## Source material
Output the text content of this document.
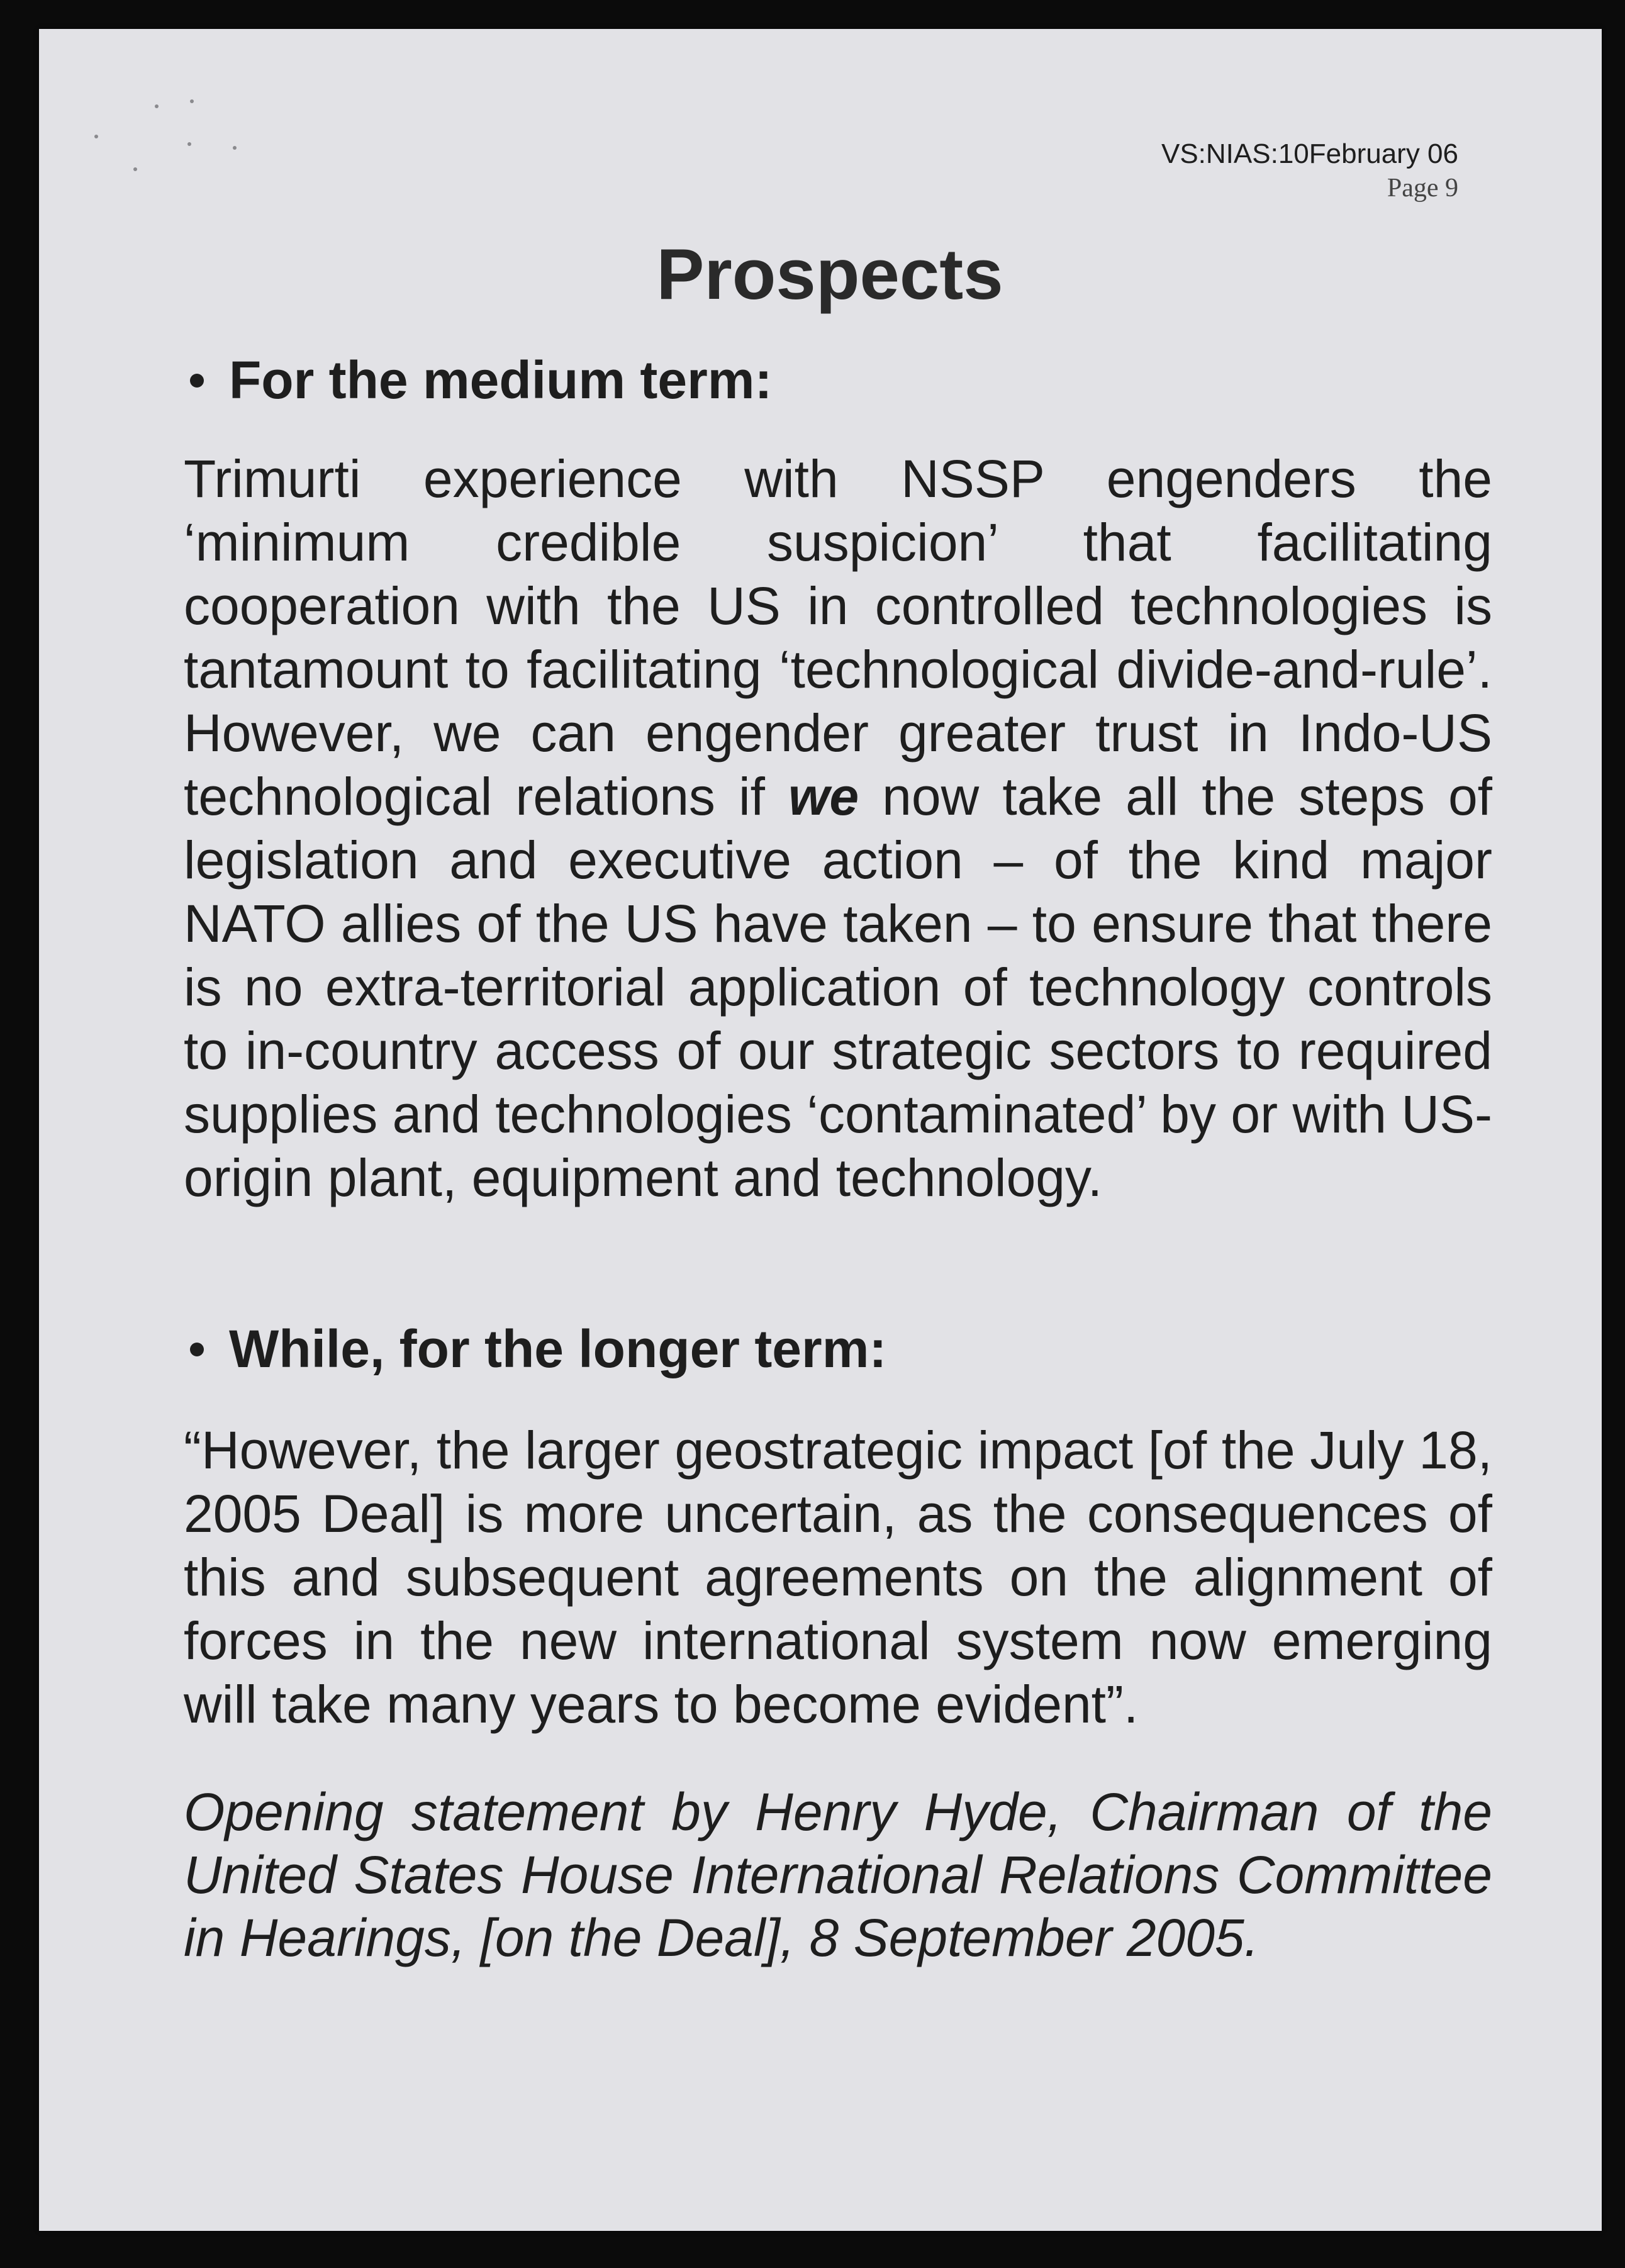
VS:NIAS:10February 06
Page 9
Prospects

For the medium term:

Trimurti experience with NSSP engenders the ‘minimum credible suspicion’ that facilitating cooperation with the US in controlled technologies is tantamount to facilitating ‘technological divide-and-rule’. However, we can engender greater trust in Indo-US technological relations if we now take all the steps of legislation and executive action – of the kind major NATO allies of the US have taken – to ensure that there is no extra-territorial application of technology controls to in-country access of our strategic sectors to required supplies and technologies ‘contaminated’ by or with US-origin plant, equipment and technology.

While, for the longer term:

“However, the larger geostrategic impact [of the July 18, 2005 Deal] is more uncertain, as the consequences of this and subsequent agreements on the alignment of forces in the new international system now emerging will take many years to become evident”.

Opening statement by Henry Hyde, Chairman of the United States House International Relations Committee in Hearings, [on the Deal], 8 September 2005.
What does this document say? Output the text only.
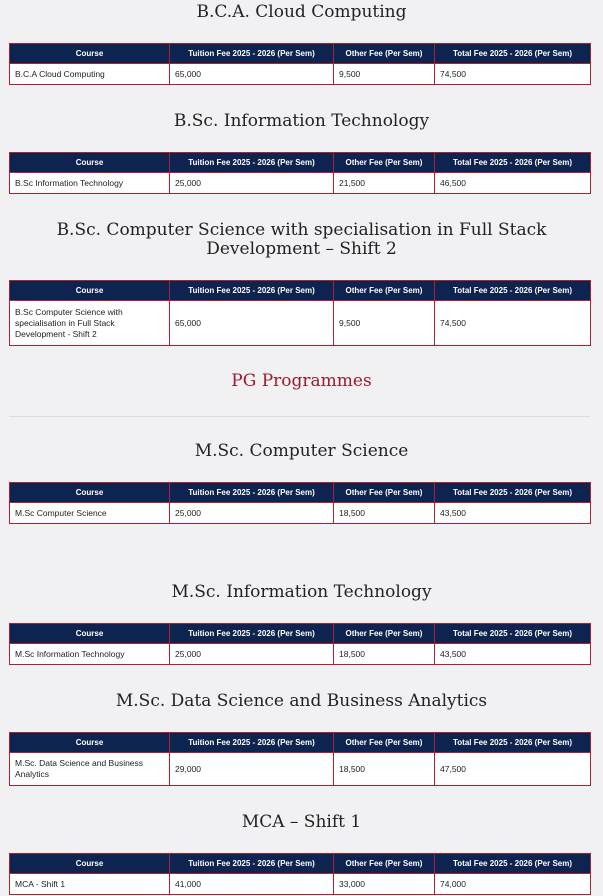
B.C.A. Cloud Computing
Course	Tuition Fee 2025 - 2026 (Per Sem)	Other Fee (Per Sem)	Total Fee 2025 - 2026 (Per Sem)
B.C.A Cloud Computing	65,000	9,500	74,500
B.Sc. Information Technology
Course	Tuition Fee 2025 - 2026 (Per Sem)	Other Fee (Per Sem)	Total Fee 2025 - 2026 (Per Sem)
B.Sc Information Technology	25,000	21,500	46,500
B.Sc. Computer Science with specialisation in Full Stack Development – Shift 2
Course	Tuition Fee 2025 - 2026 (Per Sem)	Other Fee (Per Sem)	Total Fee 2025 - 2026 (Per Sem)
B.Sc Computer Science with specialisation in Full Stack Development - Shift 2	65,000	9,500	74,500
PG Programmes
M.Sc. Computer Science
Course	Tuition Fee 2025 - 2026 (Per Sem)	Other Fee (Per Sem)	Total Fee 2025 - 2026 (Per Sem)
M.Sc Computer Science	25,000	18,500	43,500
M.Sc. Information Technology
Course	Tuition Fee 2025 - 2026 (Per Sem)	Other Fee (Per Sem)	Total Fee 2025 - 2026 (Per Sem)
M.Sc Information Technology	25,000	18,500	43,500
M.Sc. Data Science and Business Analytics
Course	Tuition Fee 2025 - 2026 (Per Sem)	Other Fee (Per Sem)	Total Fee 2025 - 2026 (Per Sem)
M.Sc. Data Science and Business Analytics	29,000	18,500	47,500
MCA – Shift 1
Course	Tuition Fee 2025 - 2026 (Per Sem)	Other Fee (Per Sem)	Total Fee 2025 - 2026 (Per Sem)
MCA - Shift 1	41,000	33,000	74,000
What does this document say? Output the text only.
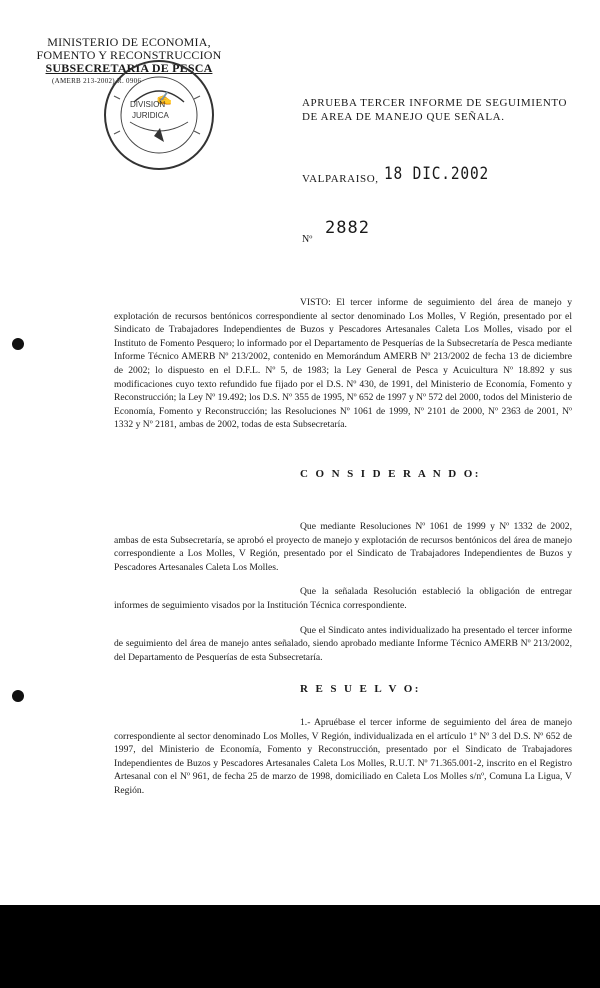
MINISTERIO DE ECONOMIA,
FOMENTO Y RECONSTRUCCION
SUBSECRETARIA DE PESCA
(AMERB 213-2002) R. 0906
✍
DIVISION
JURIDICA
APRUEBA TERCER INFORME DE SEGUIMIENTO
DE AREA DE MANEJO QUE SEÑALA.
VALPARAISO, 18 DIC.2002
Nº
2882

VISTO: El tercer informe de seguimiento del área de manejo y explotación de recursos bentónicos correspondiente al sector denominado Los Molles, V Región, presentado por el Sindicato de Trabajadores Independientes de Buzos y Pescadores Artesanales Caleta Los Molles, visado por el Instituto de Fomento Pesquero; lo informado por el Departamento de Pesquerías de la Subsecretaría de Pesca mediante Informe Técnico AMERB Nº 213/2002, contenido en Memorándum AMERB Nº 213/2002 de fecha 13 de diciembre de 2002; lo dispuesto en el D.F.L. Nº 5, de 1983; la Ley General de Pesca y Acuicultura Nº 18.892 y sus modificaciones cuyo texto refundido fue fijado por el D.S. Nº 430, de 1991, del Ministerio de Economía, Fomento y Reconstrucción; la Ley Nº 19.492; los D.S. Nº 355 de 1995, Nº 652 de 1997 y Nº 572 del 2000, todos del Ministerio de Economía, Fomento y Reconstrucción; las Resoluciones Nº 1061 de 1999, Nº 2101 de 2000, Nº 2363 de 2001, Nº 1332 y Nº 2181, ambas de 2002, todas de esta Subsecretaría.

C O N S I D E R A N D O:

Que mediante Resoluciones Nº 1061 de 1999 y Nº 1332 de 2002, ambas de esta Subsecretaría, se aprobó el proyecto de manejo y explotación de recursos bentónicos del área de manejo correspondiente a Los Molles, V Región, presentado por el Sindicato de Trabajadores Independientes de Buzos y Pescadores Artesanales Caleta Los Molles.

Que la señalada Resolución estableció la obligación de entregar informes de seguimiento visados por la Institución Técnica correspondiente.

Que el Sindicato antes individualizado ha presentado el tercer informe de seguimiento del área de manejo antes señalado, siendo aprobado mediante Informe Técnico AMERB Nº 213/2002, del Departamento de Pesquerías de esta Subsecretaría.

R E S U E L V O:

1.- Apruébase el tercer informe de seguimiento del área de manejo correspondiente al sector denominado Los Molles, V Región, individualizada en el artículo 1º Nº 3 del D.S. Nº 652 de 1997, del Ministerio de Economía, Fomento y Reconstrucción, presentado por el Sindicato de Trabajadores Independientes de Buzos y Pescadores Artesanales Caleta Los Molles, R.U.T. Nº 71.365.001-2, inscrito en el Registro Artesanal con el Nº 961, de fecha 25 de marzo de 1998, domiciliado en Caleta Los Molles s/nº, Comuna La Ligua, V Región.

## Given task
Copy out all the entries exactly. Images stay out of the copy.

## Reply
Output the text content of this document.
VS:NIAS:10February 06
Page 9
Prospects

For the medium term:

Trimurti experience with NSSP engenders the ‘minimum credible suspicion’ that facilitating cooperation with the US in controlled technologies is tantamount to facilitating ‘technological divide-and-rule’. However, we can engender greater trust in Indo-US technological relations if we now take all the steps of legislation and executive action – of the kind major NATO allies of the US have taken – to ensure that there is no extra-territorial application of technology controls to in-country access of our strategic sectors to required supplies and technologies ‘contaminated’ by or with US-origin plant, equipment and technology.

While, for the longer term:

“However, the larger geostrategic impact [of the July 18, 2005 Deal] is more uncertain, as the consequences of this and subsequent agreements on the alignment of forces in the new international system now emerging will take many years to become evident”.

Opening statement by Henry Hyde, Chairman of the United States House International Relations Committee in Hearings, [on the Deal], 8 September 2005.
What does this document say? Output the text only.
B.C.A. Cloud Computing
Course	Tuition Fee 2025 - 2026 (Per Sem)	Other Fee (Per Sem)	Total Fee 2025 - 2026 (Per Sem)
B.C.A Cloud Computing	65,000	9,500	74,500
B.Sc. Information Technology
Course	Tuition Fee 2025 - 2026 (Per Sem)	Other Fee (Per Sem)	Total Fee 2025 - 2026 (Per Sem)
B.Sc Information Technology	25,000	21,500	46,500
B.Sc. Computer Science with specialisation in Full Stack Development – Shift 2
Course	Tuition Fee 2025 - 2026 (Per Sem)	Other Fee (Per Sem)	Total Fee 2025 - 2026 (Per Sem)
B.Sc Computer Science with specialisation in Full Stack Development - Shift 2	65,000	9,500	74,500
PG Programmes
M.Sc. Computer Science
Course	Tuition Fee 2025 - 2026 (Per Sem)	Other Fee (Per Sem)	Total Fee 2025 - 2026 (Per Sem)
M.Sc Computer Science	25,000	18,500	43,500
M.Sc. Information Technology
Course	Tuition Fee 2025 - 2026 (Per Sem)	Other Fee (Per Sem)	Total Fee 2025 - 2026 (Per Sem)
M.Sc Information Technology	25,000	18,500	43,500
M.Sc. Data Science and Business Analytics
Course	Tuition Fee 2025 - 2026 (Per Sem)	Other Fee (Per Sem)	Total Fee 2025 - 2026 (Per Sem)
M.Sc. Data Science and Business Analytics	29,000	18,500	47,500
MCA – Shift 1
Course	Tuition Fee 2025 - 2026 (Per Sem)	Other Fee (Per Sem)	Total Fee 2025 - 2026 (Per Sem)
MCA - Shift 1	41,000	33,000	74,000
What does this document say? Output the text only.
MINISTERIO DE ECONOMIA,
FOMENTO Y RECONSTRUCCION
SUBSECRETARIA DE PESCA
(AMERB 213-2002) R. 0906
✍
DIVISION
JURIDICA
APRUEBA TERCER INFORME DE SEGUIMIENTO
DE AREA DE MANEJO QUE SEÑALA.
VALPARAISO, 18 DIC.2002
Nº
2882

VISTO: El tercer informe de seguimiento del área de manejo y explotación de recursos bentónicos correspondiente al sector denominado Los Molles, V Región, presentado por el Sindicato de Trabajadores Independientes de Buzos y Pescadores Artesanales Caleta Los Molles, visado por el Instituto de Fomento Pesquero; lo informado por el Departamento de Pesquerías de la Subsecretaría de Pesca mediante Informe Técnico AMERB Nº 213/2002, contenido en Memorándum AMERB Nº 213/2002 de fecha 13 de diciembre de 2002; lo dispuesto en el D.F.L. Nº 5, de 1983; la Ley General de Pesca y Acuicultura Nº 18.892 y sus modificaciones cuyo texto refundido fue fijado por el D.S. Nº 430, de 1991, del Ministerio de Economía, Fomento y Reconstrucción; la Ley Nº 19.492; los D.S. Nº 355 de 1995, Nº 652 de 1997 y Nº 572 del 2000, todos del Ministerio de Economía, Fomento y Reconstrucción; las Resoluciones Nº 1061 de 1999, Nº 2101 de 2000, Nº 2363 de 2001, Nº 1332 y Nº 2181, ambas de 2002, todas de esta Subsecretaría.

C O N S I D E R A N D O:

Que mediante Resoluciones Nº 1061 de 1999 y Nº 1332 de 2002, ambas de esta Subsecretaría, se aprobó el proyecto de manejo y explotación de recursos bentónicos del área de manejo correspondiente a Los Molles, V Región, presentado por el Sindicato de Trabajadores Independientes de Buzos y Pescadores Artesanales Caleta Los Molles.

Que la señalada Resolución estableció la obligación de entregar informes de seguimiento visados por la Institución Técnica correspondiente.

Que el Sindicato antes individualizado ha presentado el tercer informe de seguimiento del área de manejo antes señalado, siendo aprobado mediante Informe Técnico AMERB Nº 213/2002, del Departamento de Pesquerías de esta Subsecretaría.

R E S U E L V O:

1.- Apruébase el tercer informe de seguimiento del área de manejo correspondiente al sector denominado Los Molles, V Región, individualizada en el artículo 1º Nº 3 del D.S. Nº 652 de 1997, del Ministerio de Economía, Fomento y Reconstrucción, presentado por el Sindicato de Trabajadores Independientes de Buzos y Pescadores Artesanales Caleta Los Molles, R.U.T. Nº 71.365.001-2, inscrito en el Registro Artesanal con el Nº 961, de fecha 25 de marzo de 1998, domiciliado en Caleta Los Molles s/nº, Comuna La Ligua, V Región.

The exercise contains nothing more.